Task brief: Copy out every line of the listing below word for word, changing nothing.

Exercise data:
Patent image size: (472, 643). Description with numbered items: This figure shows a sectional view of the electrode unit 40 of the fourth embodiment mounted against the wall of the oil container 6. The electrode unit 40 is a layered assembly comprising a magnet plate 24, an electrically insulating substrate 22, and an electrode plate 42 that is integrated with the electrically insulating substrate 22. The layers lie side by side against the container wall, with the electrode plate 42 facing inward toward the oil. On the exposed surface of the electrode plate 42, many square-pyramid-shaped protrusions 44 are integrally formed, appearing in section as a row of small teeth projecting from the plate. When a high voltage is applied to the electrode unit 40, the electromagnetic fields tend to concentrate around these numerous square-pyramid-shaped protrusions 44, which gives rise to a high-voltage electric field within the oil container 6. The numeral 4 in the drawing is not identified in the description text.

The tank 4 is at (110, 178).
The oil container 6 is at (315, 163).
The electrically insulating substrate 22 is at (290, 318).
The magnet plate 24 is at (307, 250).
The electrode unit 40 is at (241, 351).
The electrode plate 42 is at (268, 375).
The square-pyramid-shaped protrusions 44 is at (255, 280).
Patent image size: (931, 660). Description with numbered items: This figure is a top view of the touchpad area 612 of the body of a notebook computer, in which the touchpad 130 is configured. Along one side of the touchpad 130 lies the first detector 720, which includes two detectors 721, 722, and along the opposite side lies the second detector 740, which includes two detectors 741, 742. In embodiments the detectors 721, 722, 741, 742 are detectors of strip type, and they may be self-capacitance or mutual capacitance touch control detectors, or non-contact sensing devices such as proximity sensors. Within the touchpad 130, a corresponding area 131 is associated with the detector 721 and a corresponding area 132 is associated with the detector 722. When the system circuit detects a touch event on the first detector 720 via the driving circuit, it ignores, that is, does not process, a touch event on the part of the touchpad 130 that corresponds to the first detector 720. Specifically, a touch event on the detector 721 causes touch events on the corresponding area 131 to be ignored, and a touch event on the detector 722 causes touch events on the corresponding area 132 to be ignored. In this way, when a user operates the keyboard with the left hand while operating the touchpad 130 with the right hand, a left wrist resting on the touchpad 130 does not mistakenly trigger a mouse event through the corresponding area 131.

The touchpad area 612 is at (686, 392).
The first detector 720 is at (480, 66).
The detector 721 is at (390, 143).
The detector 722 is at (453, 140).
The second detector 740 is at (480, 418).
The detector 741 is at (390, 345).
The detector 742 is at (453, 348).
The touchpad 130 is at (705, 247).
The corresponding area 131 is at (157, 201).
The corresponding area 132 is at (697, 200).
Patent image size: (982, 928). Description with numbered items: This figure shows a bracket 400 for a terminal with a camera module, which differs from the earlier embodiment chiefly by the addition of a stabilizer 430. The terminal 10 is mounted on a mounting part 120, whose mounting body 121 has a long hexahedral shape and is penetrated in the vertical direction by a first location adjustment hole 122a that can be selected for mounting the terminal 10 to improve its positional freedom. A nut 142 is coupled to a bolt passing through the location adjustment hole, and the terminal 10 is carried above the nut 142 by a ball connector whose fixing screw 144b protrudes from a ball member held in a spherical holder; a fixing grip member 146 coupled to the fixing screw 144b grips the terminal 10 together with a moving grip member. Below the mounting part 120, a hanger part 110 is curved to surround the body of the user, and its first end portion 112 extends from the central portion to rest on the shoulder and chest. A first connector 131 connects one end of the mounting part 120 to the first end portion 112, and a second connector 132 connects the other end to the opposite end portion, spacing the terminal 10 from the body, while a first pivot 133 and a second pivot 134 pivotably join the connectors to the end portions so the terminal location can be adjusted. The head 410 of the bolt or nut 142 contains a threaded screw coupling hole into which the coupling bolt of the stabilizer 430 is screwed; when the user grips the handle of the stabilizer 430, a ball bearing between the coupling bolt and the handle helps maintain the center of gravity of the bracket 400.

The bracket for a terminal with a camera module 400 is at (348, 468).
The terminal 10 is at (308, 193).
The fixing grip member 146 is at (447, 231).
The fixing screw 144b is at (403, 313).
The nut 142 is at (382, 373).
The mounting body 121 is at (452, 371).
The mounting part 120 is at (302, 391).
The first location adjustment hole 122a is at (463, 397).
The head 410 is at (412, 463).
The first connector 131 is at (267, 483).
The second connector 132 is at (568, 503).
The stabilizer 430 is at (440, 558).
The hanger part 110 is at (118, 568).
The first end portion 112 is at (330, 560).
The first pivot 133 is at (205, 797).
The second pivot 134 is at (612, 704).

The answer:
Patent image size: (472, 643). Description with numbered items: This figure shows a sectional view of the electrode unit 40 of the fourth embodiment mounted against the wall of the oil container 6. The electrode unit 40 is a layered assembly comprising a magnet plate 24, an electrically insulating substrate 22, and an electrode plate 42 that is integrated with the electrically insulating substrate 22. The layers lie side by side against the container wall, with the electrode plate 42 facing inward toward the oil. On the exposed surface of the electrode plate 42, many square-pyramid-shaped protrusions 44 are integrally formed, appearing in section as a row of small teeth projecting from the plate. When a high voltage is applied to the electrode unit 40, the electromagnetic fields tend to concentrate around these numerous square-pyramid-shaped protrusions 44, which gives rise to a high-voltage electric field within the oil container 6. The numeral 4 in the drawing is not identified in the description text.

The tank 4 is at (110, 178).
The oil container 6 is at (315, 163).
The electrically insulating substrate 22 is at (290, 318).
The magnet plate 24 is at (307, 250).
The electrode unit 40 is at (241, 351).
The electrode plate 42 is at (268, 375).
The square-pyramid-shaped protrusions 44 is at (255, 280).
Patent image size: (931, 660). Description with numbered items: This figure is a top view of the touchpad area 612 of the body of a notebook computer, in which the touchpad 130 is configured. Along one side of the touchpad 130 lies the first detector 720, which includes two detectors 721, 722, and along the opposite side lies the second detector 740, which includes two detectors 741, 742. In embodiments the detectors 721, 722, 741, 742 are detectors of strip type, and they may be self-capacitance or mutual capacitance touch control detectors, or non-contact sensing devices such as proximity sensors. Within the touchpad 130, a corresponding area 131 is associated with the detector 721 and a corresponding area 132 is associated with the detector 722. When the system circuit detects a touch event on the first detector 720 via the driving circuit, it ignores, that is, does not process, a touch event on the part of the touchpad 130 that corresponds to the first detector 720. Specifically, a touch event on the detector 721 causes touch events on the corresponding area 131 to be ignored, and a touch event on the detector 722 causes touch events on the corresponding area 132 to be ignored. In this way, when a user operates the keyboard with the left hand while operating the touchpad 130 with the right hand, a left wrist resting on the touchpad 130 does not mistakenly trigger a mouse event through the corresponding area 131.

The touchpad area 612 is at (686, 392).
The first detector 720 is at (480, 66).
The detector 721 is at (390, 143).
The detector 722 is at (453, 140).
The second detector 740 is at (480, 418).
The detector 741 is at (390, 345).
The detector 742 is at (453, 348).
The touchpad 130 is at (705, 247).
The corresponding area 131 is at (157, 201).
The corresponding area 132 is at (697, 200).
Patent image size: (982, 928). Description with numbered items: This figure shows a bracket 400 for a terminal with a camera module, which differs from the earlier embodiment chiefly by the addition of a stabilizer 430. The terminal 10 is mounted on a mounting part 120, whose mounting body 121 has a long hexahedral shape and is penetrated in the vertical direction by a first location adjustment hole 122a that can be selected for mounting the terminal 10 to improve its positional freedom. A nut 142 is coupled to a bolt passing through the location adjustment hole, and the terminal 10 is carried above the nut 142 by a ball connector whose fixing screw 144b protrudes from a ball member held in a spherical holder; a fixing grip member 146 coupled to the fixing screw 144b grips the terminal 10 together with a moving grip member. Below the mounting part 120, a hanger part 110 is curved to surround the body of the user, and its first end portion 112 extends from the central portion to rest on the shoulder and chest. A first connector 131 connects one end of the mounting part 120 to the first end portion 112, and a second connector 132 connects the other end to the opposite end portion, spacing the terminal 10 from the body, while a first pivot 133 and a second pivot 134 pivotably join the connectors to the end portions so the terminal location can be adjusted. The head 410 of the bolt or nut 142 contains a threaded screw coupling hole into which the coupling bolt of the stabilizer 430 is screwed; when the user grips the handle of the stabilizer 430, a ball bearing between the coupling bolt and the handle helps maintain the center of gravity of the bracket 400.

The bracket for a terminal with a camera module 400 is at (348, 468).
The terminal 10 is at (308, 193).
The fixing grip member 146 is at (447, 231).
The fixing screw 144b is at (403, 313).
The nut 142 is at (382, 373).
The mounting body 121 is at (452, 371).
The mounting part 120 is at (302, 391).
The first location adjustment hole 122a is at (463, 397).
The head 410 is at (412, 463).
The first connector 131 is at (267, 483).
The second connector 132 is at (568, 503).
The stabilizer 430 is at (440, 558).
The hanger part 110 is at (118, 568).
The first end portion 112 is at (330, 560).
The first pivot 133 is at (205, 797).
The second pivot 134 is at (612, 704).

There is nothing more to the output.